EXCERTO FORNECIDO -
::::
Como o previsto Museus dos Coches é um "pavilhão de exposição em cristal e aço", tal como o definiu o autor, por que aparece agora o argumento dos custos de alteração do projecto poderem ser impeditivos de qualquer transformação no uso que lhe estava destinado, conforme transpirou para os jornais?
O arquitecto é caro, é Pritzker, mas as alterações funcionais são obviamente fáceis de fazer num "pavilhão de exposição em cristal e aço" (sic), um caixote vazio e branco, desenhado como uma grande garagem "minimalista" para acolher as carroças, levantada do chão e assente em pilares com uma altura de 4,5 metros, sobre uma nova praça com cerca de 12.000 metros quadrados... Ou, como se dizia noutra notícia arquitectónica, "Dez metros de pé direito, uma parede branca que se adivinha sem fim e uma sala que se estende por 130 metros, 'maior que um campo de futebol'".
O recado está mal transmitido. A fonte da "transpiração" para os jornais - sigamos o Público de 30 de Setembro - é obviamente próxima do arquitecto Paulo Mendes da Rocha e dos seus associados locais, Back Gordon Arquitectos. "Qualquer alteração ao objectrivo do museu poderia "acrescer 20 milhões de euros" ao que estava orçamentado", diz-se, mas não se acredita. Como ao projecto inicial se atribuiam 31,5 milhões, não se entende se é uma multa, se é roubo ou chantagem... Mas se ameaçarem demolir aquela construção absurda, ele descerá o preço... Mas, é claro, o relacionamento com o Brasil tem de ser cauteloso.
::::
INFORMAÇÃO REGISTADA -
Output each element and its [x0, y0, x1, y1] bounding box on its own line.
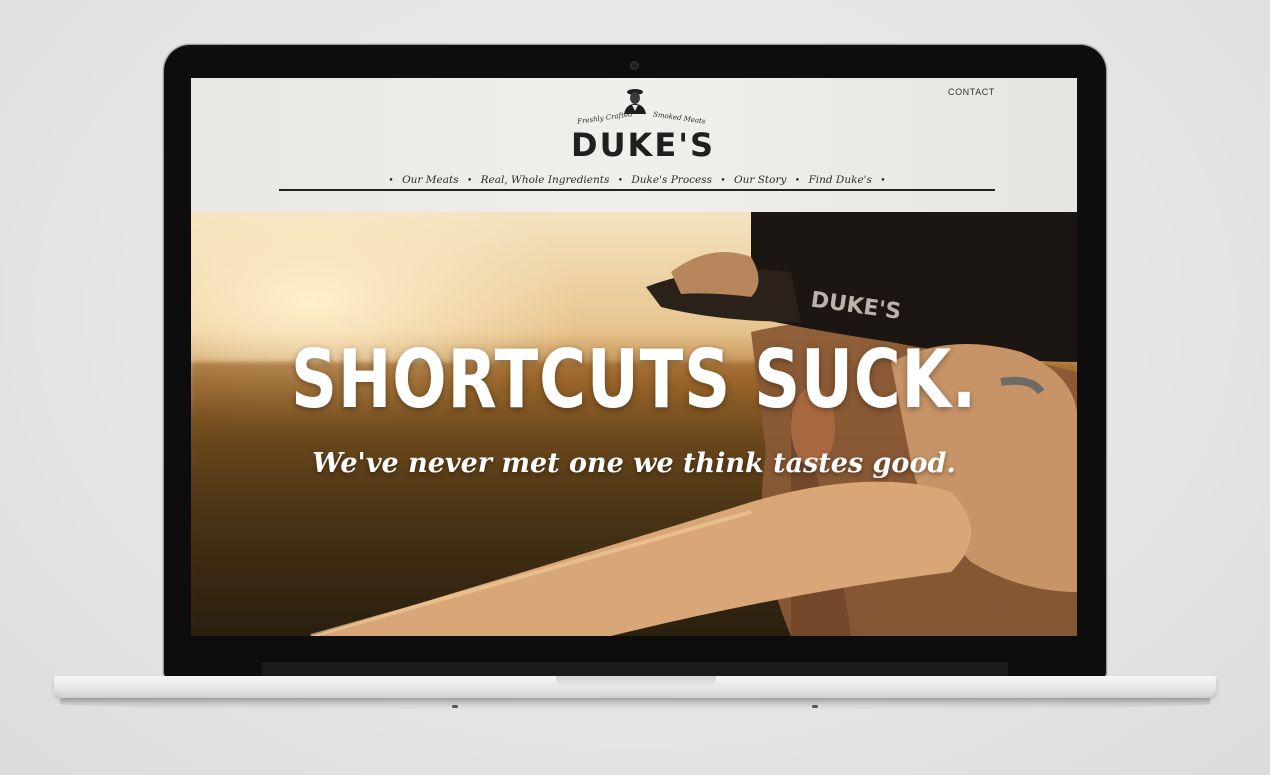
::::
PEDIDO A -
Responda a estas perguntas com base no excerto:
(i) Que altura têm os pilares em que assenta o pavilhão?
(ii) Que área tem a nova praça?
(iii) Quanto se atribuía ao projecto inicial?
PEDIDO B -
Segundo o excerto, por que razão as alterações funcionais seriam fáceis de fazer no edifício?
PEDIDO C -
Escreva, por favor, a continuação do excerto sobre o Museu dos Coches a partir da última frase.
As linhas vêm de outra fonte.

RESPOSTA ESCRITA A -
(i) 4,5 metros.
(ii) Cerca de 12.000 metros quadrados.
(iii) 31,5 milhões.

RESPOSTA ESCRITA B -
Porque o edifício é um "pavilhão de exposição em cristal e aço". É um caixote vazio e branco, desenhado como uma grande garagem "minimalista" para acolher as carroças.

RESPOSTA ESCRITA C -
um monumento elevado à vacuidade arquitectónica
De facto, acontece agora com a arquitectura de arquitectos-estrelas, em especial nos museus, que se pretendem impor "direitos de autor" impeditivos, quase por completo e para sempre, da alteração dos espaços: fazem, por exemplo, uma fiada de janelas que roubam espaço e prejudicam a iluminação específica das obras, mas tem de ficar assim devido à inviolabilidade das obras (de arte arquitectónica - não as outras, que é suposto expor nas melhores condições). Para mudar a situação é preciso que o arquitecto seja pago para "redesenhar" e re-assinar. Pior ainda é o caso da inclusão da montagem museológica, dos seus cenários e mobiliários, nos contratos dos arquitectos que projectam a construção ou remodelação dos edifícios - acontece que em geral não são arquitectos especializados em cenografias museográficas e menos ainda nas matérias a expor. Se visitarmos vários dos museus reabilitados nos últimos anos - como o Soares dos Reis (arq. Fernando Távora...) ou o Abade de Baçal - damos conta da criação de condições de exposição demasiado rígidas, quase imutáveis sem novas obras de grande envergadura, ou da presença de cenários ostensivos e devoradores de espaço. O caso internacional mais grave parece ser o do Museu do Quai Branly e de Jean Nouvel, que assegurou um período de dez anos em que qualquer re-arrumação de qualquer vitrina implicava voltar chamar o atelier.
É muito curiosa a sucessão de notícias do Público, reveladora do "argumento" posto em cima da mesa pelo arquitecto, que veio a Lisboa tratar do "caso":
"Edifício projectado pelo arquitecto Paulo Mendes da Rocha: Governo discute novo uso para o futuro Museu dos Coches"
29-09-2011 - Por Lucinda Canelas, Bárbara Reis
"Custos para alterar projecto são razão forte para impedir mudança do Museu dos Coches"
Por Isabel Coutinho, Joana Amaral Cardoso e Luís Miguel Queirós
30-09-2011 (não acessível) O Governo terá ponderado alterar o destino a dar ao edifício projectado por Paulo Mendes da Rocha, mas poderá recuar
Da segunda notícia importam em especial algumas declarações de Raquel Henriques da Silva, ex-directora do Instituto dos Museus, onde repete que "o projecto original 'não tinha sentido nenhum'" ou que "o projecto arquitectónico, tendo em vista o fim a que se destina, inclui 'aspectos erradíssimos'". De facto, desde o início que o projecto foi objecto de muitas críticas especializadas, ao mesmo tempo que era defendido a todo o custo por um manifesto corporativo da classe dos arquitectos mediáticos, e ele foi depois alterado por exigência da Câmara de Lisboa e foi sujeito a uma complexa rectificação de aspectos técnicos por parte do Instituto dos Museus, num processo complexo e demorado para salvar o que fosse possível, que ficou confidencial.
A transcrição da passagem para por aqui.